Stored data

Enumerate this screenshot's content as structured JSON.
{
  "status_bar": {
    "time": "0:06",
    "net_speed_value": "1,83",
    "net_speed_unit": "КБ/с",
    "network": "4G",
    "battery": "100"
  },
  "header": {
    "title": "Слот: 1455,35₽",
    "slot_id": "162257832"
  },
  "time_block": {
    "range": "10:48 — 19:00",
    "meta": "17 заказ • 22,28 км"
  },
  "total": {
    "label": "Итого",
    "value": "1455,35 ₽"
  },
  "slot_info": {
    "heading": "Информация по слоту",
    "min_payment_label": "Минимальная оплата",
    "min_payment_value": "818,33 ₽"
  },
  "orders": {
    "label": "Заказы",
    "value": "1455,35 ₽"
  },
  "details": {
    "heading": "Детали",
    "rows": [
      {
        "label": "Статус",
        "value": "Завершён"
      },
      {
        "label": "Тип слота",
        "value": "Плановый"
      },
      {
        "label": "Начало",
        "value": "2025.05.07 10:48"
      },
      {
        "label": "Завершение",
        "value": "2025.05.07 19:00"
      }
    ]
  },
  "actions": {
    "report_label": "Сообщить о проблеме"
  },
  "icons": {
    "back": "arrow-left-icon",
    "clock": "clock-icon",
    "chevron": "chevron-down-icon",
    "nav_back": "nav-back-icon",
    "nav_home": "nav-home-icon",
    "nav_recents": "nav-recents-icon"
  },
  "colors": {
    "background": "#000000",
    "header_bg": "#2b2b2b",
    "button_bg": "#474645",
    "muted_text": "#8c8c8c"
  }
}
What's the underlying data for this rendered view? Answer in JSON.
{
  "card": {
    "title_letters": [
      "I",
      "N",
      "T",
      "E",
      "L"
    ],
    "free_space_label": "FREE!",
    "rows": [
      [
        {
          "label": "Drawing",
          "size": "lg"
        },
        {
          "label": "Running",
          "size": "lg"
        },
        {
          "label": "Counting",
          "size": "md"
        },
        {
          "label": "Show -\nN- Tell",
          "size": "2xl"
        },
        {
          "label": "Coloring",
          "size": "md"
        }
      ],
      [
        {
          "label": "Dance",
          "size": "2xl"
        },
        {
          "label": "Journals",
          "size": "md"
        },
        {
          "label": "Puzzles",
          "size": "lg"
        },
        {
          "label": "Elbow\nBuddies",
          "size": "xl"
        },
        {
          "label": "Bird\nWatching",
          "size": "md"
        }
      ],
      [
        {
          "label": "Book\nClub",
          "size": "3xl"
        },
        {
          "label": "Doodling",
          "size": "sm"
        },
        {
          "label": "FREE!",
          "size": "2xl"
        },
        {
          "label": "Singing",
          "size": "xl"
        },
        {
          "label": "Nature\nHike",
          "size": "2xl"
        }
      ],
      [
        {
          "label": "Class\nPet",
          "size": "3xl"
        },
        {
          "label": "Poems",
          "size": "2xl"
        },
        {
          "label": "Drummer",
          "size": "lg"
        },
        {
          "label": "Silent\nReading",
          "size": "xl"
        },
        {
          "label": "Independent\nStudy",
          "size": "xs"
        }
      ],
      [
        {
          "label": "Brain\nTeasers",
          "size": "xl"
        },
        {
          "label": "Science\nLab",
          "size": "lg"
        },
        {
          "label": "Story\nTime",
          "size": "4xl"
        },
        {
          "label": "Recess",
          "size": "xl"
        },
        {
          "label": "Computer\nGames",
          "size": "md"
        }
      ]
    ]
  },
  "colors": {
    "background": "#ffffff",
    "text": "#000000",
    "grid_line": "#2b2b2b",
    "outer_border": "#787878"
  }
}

§ **THE EXERCISE**: Scan the material above for the word "this". Copy each line where it occurs.

§ **PROBLEM SOLUTION**:
Enumerate this screenshot's content as structured JSON.
What's the underlying data for this rendered view? Answer in JSON.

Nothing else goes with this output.